- **REQUEST**
Every line of the material that follows must be printed again exactly.

:: TASK MATERIAL

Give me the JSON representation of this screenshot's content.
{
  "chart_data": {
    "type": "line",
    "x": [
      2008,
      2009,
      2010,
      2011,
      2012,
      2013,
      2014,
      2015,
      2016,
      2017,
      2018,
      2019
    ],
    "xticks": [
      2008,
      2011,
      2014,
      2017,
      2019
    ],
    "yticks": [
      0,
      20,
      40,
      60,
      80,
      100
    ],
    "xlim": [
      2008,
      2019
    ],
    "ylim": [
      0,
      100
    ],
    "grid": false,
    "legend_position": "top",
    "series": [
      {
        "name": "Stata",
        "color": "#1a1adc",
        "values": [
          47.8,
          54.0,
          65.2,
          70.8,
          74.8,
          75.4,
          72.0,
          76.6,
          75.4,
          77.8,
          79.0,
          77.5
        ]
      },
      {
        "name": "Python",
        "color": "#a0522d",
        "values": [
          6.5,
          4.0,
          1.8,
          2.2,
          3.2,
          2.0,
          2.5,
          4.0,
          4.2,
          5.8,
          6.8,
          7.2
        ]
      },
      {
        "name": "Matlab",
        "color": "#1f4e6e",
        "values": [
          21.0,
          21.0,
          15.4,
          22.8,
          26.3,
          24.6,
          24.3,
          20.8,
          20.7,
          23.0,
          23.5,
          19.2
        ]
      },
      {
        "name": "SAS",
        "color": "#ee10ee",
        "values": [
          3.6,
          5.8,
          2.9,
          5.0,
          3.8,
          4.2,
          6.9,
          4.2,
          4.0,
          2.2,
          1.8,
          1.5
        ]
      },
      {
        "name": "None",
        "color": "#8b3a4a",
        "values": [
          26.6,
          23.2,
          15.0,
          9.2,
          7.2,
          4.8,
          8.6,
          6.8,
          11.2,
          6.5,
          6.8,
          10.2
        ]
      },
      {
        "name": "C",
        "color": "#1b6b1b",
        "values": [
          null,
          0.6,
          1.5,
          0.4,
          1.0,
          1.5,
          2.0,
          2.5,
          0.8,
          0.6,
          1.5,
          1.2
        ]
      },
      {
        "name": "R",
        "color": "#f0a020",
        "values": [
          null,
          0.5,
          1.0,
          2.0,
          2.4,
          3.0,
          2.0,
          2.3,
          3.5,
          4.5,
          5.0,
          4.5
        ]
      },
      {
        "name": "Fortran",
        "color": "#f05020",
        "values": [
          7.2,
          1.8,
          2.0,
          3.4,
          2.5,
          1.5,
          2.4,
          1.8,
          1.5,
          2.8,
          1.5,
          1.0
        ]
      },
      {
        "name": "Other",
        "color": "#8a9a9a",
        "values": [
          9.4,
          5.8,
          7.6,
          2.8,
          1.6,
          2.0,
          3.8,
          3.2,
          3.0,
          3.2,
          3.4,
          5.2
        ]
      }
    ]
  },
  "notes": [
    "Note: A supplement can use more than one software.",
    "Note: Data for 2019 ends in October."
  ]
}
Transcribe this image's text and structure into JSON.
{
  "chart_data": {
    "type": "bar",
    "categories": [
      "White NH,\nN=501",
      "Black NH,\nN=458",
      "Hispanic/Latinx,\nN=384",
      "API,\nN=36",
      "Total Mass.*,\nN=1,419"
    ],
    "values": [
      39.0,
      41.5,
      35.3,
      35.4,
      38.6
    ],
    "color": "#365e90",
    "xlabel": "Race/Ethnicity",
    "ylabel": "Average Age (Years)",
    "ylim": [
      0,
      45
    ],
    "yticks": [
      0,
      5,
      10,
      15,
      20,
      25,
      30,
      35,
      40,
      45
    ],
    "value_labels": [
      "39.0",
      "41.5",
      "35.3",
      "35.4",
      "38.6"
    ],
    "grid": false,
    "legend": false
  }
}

::::

- **CORRECT RESULT**
Give me the JSON representation of this screenshot's content.
{
  "chart_data": {
    "type": "line",
    "x": [
      2008,
      2009,
      2010,
      2011,
      2012,
      2013,
      2014,
      2015,
      2016,
      2017,
      2018,
      2019
    ],
    "xticks": [
      2008,
      2011,
      2014,
      2017,
      2019
    ],
    "yticks": [
      0,
      20,
      40,
      60,
      80,
      100
    ],
    "xlim": [
      2008,
      2019
    ],
    "ylim": [
      0,
      100
    ],
    "grid": false,
    "legend_position": "top",
    "series": [
      {
        "name": "Stata",
        "color": "#1a1adc",
        "values": [
          47.8,
          54.0,
          65.2,
          70.8,
          74.8,
          75.4,
          72.0,
          76.6,
          75.4,
          77.8,
          79.0,
          77.5
        ]
      },
      {
        "name": "Python",
        "color": "#a0522d",
        "values": [
          6.5,
          4.0,
          1.8,
          2.2,
          3.2,
          2.0,
          2.5,
          4.0,
          4.2,
          5.8,
          6.8,
          7.2
        ]
      },
      {
        "name": "Matlab",
        "color": "#1f4e6e",
        "values": [
          21.0,
          21.0,
          15.4,
          22.8,
          26.3,
          24.6,
          24.3,
          20.8,
          20.7,
          23.0,
          23.5,
          19.2
        ]
      },
      {
        "name": "SAS",
        "color": "#ee10ee",
        "values": [
          3.6,
          5.8,
          2.9,
          5.0,
          3.8,
          4.2,
          6.9,
          4.2,
          4.0,
          2.2,
          1.8,
          1.5
        ]
      },
      {
        "name": "None",
        "color": "#8b3a4a",
        "values": [
          26.6,
          23.2,
          15.0,
          9.2,
          7.2,
          4.8,
          8.6,
          6.8,
          11.2,
          6.5,
          6.8,
          10.2
        ]
      },
      {
        "name": "C",
        "color": "#1b6b1b",
        "values": [
          null,
          0.6,
          1.5,
          0.4,
          1.0,
          1.5,
          2.0,
          2.5,
          0.8,
          0.6,
          1.5,
          1.2
        ]
      },
      {
        "name": "R",
        "color": "#f0a020",
        "values": [
          null,
          0.5,
          1.0,
          2.0,
          2.4,
          3.0,
          2.0,
          2.3,
          3.5,
          4.5,
          5.0,
          4.5
        ]
      },
      {
        "name": "Fortran",
        "color": "#f05020",
        "values": [
          7.2,
          1.8,
          2.0,
          3.4,
          2.5,
          1.5,
          2.4,
          1.8,
          1.5,
          2.8,
          1.5,
          1.0
        ]
      },
      {
        "name": "Other",
        "color": "#8a9a9a",
        "values": [
          9.4,
          5.8,
          7.6,
          2.8,
          1.6,
          2.0,
          3.8,
          3.2,
          3.0,
          3.2,
          3.4,
          5.2
        ]
      }
    ]
  },
  "notes": [
    "Note: A supplement can use more than one software.",
    "Note: Data for 2019 ends in October."
  ]
}
Transcribe this image's text and structure into JSON.
{
  "chart_data": {
    "type": "bar",
    "categories": [
      "White NH,\nN=501",
      "Black NH,\nN=458",
      "Hispanic/Latinx,\nN=384",
      "API,\nN=36",
      "Total Mass.*,\nN=1,419"
    ],
    "values": [
      39.0,
      41.5,
      35.3,
      35.4,
      38.6
    ],
    "color": "#365e90",
    "xlabel": "Race/Ethnicity",
    "ylabel": "Average Age (Years)",
    "ylim": [
      0,
      45
    ],
    "yticks": [
      0,
      5,
      10,
      15,
      20,
      25,
      30,
      35,
      40,
      45
    ],
    "value_labels": [
      "39.0",
      "41.5",
      "35.3",
      "35.4",
      "38.6"
    ],
    "grid": false,
    "legend": false
  }
}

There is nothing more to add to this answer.